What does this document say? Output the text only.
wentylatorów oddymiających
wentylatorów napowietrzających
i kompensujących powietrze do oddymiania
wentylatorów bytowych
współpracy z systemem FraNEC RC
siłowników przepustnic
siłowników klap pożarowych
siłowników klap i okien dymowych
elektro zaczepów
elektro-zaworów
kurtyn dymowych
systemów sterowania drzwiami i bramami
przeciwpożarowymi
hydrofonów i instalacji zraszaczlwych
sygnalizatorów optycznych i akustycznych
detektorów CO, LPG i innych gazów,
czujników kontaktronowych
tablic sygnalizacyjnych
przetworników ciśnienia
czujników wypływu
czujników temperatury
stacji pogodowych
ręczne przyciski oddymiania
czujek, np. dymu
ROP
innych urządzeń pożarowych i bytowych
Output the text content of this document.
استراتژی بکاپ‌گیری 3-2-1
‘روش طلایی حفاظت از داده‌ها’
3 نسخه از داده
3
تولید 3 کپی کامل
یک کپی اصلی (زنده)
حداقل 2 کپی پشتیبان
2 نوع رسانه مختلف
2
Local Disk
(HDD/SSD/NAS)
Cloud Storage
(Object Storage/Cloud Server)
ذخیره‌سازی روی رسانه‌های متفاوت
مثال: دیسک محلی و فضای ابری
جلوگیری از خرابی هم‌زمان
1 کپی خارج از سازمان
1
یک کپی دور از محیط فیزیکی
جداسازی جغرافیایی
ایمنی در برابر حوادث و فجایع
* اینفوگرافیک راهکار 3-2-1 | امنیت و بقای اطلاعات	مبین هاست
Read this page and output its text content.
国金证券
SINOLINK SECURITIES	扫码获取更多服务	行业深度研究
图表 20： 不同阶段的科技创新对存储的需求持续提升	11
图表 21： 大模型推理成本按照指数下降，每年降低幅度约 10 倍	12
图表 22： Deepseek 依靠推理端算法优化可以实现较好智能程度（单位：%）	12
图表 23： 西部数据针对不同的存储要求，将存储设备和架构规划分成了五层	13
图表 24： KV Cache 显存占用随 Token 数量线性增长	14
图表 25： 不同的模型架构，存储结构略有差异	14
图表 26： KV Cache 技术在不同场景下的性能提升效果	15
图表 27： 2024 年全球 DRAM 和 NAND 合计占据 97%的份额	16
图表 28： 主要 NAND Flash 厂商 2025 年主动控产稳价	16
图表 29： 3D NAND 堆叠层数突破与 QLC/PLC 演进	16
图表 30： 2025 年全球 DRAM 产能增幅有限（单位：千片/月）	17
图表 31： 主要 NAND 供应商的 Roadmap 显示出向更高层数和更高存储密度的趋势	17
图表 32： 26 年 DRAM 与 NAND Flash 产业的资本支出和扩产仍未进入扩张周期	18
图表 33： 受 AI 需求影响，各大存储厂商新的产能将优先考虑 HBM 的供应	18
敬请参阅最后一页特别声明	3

-=-=-

Objective ▸
Reproduce the material in full, with no word added or dropped.

Response ▸
What does this document say? Output the text only.
wentylatorów oddymiających
wentylatorów napowietrzających
i kompensujących powietrze do oddymiania
wentylatorów bytowych
współpracy z systemem FraNEC RC
siłowników przepustnic
siłowników klap pożarowych
siłowników klap i okien dymowych
elektro zaczepów
elektro-zaworów
kurtyn dymowych
systemów sterowania drzwiami i bramami
przeciwpożarowymi
hydrofonów i instalacji zraszaczlwych
sygnalizatorów optycznych i akustycznych
detektorów CO, LPG i innych gazów,
czujników kontaktronowych
tablic sygnalizacyjnych
przetworników ciśnienia
czujników wypływu
czujników temperatury
stacji pogodowych
ręczne przyciski oddymiania
czujek, np. dymu
ROP
innych urządzeń pożarowych i bytowych
Output the text content of this document.
استراتژی بکاپ‌گیری 3-2-1
‘روش طلایی حفاظت از داده‌ها’
3 نسخه از داده
3
تولید 3 کپی کامل
یک کپی اصلی (زنده)
حداقل 2 کپی پشتیبان
2 نوع رسانه مختلف
2
Local Disk
(HDD/SSD/NAS)
Cloud Storage
(Object Storage/Cloud Server)
ذخیره‌سازی روی رسانه‌های متفاوت
مثال: دیسک محلی و فضای ابری
جلوگیری از خرابی هم‌زمان
1 کپی خارج از سازمان
1
یک کپی دور از محیط فیزیکی
جداسازی جغرافیایی
ایمنی در برابر حوادث و فجایع
* اینفوگرافیک راهکار 3-2-1 | امنیت و بقای اطلاعات	مبین هاست
Read this page and output its text content.
国金证券
SINOLINK SECURITIES	扫码获取更多服务	行业深度研究
图表 20： 不同阶段的科技创新对存储的需求持续提升	11
图表 21： 大模型推理成本按照指数下降，每年降低幅度约 10 倍	12
图表 22： Deepseek 依靠推理端算法优化可以实现较好智能程度（单位：%）	12
图表 23： 西部数据针对不同的存储要求，将存储设备和架构规划分成了五层	13
图表 24： KV Cache 显存占用随 Token 数量线性增长	14
图表 25： 不同的模型架构，存储结构略有差异	14
图表 26： KV Cache 技术在不同场景下的性能提升效果	15
图表 27： 2024 年全球 DRAM 和 NAND 合计占据 97%的份额	16
图表 28： 主要 NAND Flash 厂商 2025 年主动控产稳价	16
图表 29： 3D NAND 堆叠层数突破与 QLC/PLC 演进	16
图表 30： 2025 年全球 DRAM 产能增幅有限（单位：千片/月）	17
图表 31： 主要 NAND 供应商的 Roadmap 显示出向更高层数和更高存储密度的趋势	17
图表 32： 26 年 DRAM 与 NAND Flash 产业的资本支出和扩产仍未进入扩张周期	18
图表 33： 受 AI 需求影响，各大存储厂商新的产能将优先考虑 HBM 的供应	18
敬请参阅最后一页特别声明	3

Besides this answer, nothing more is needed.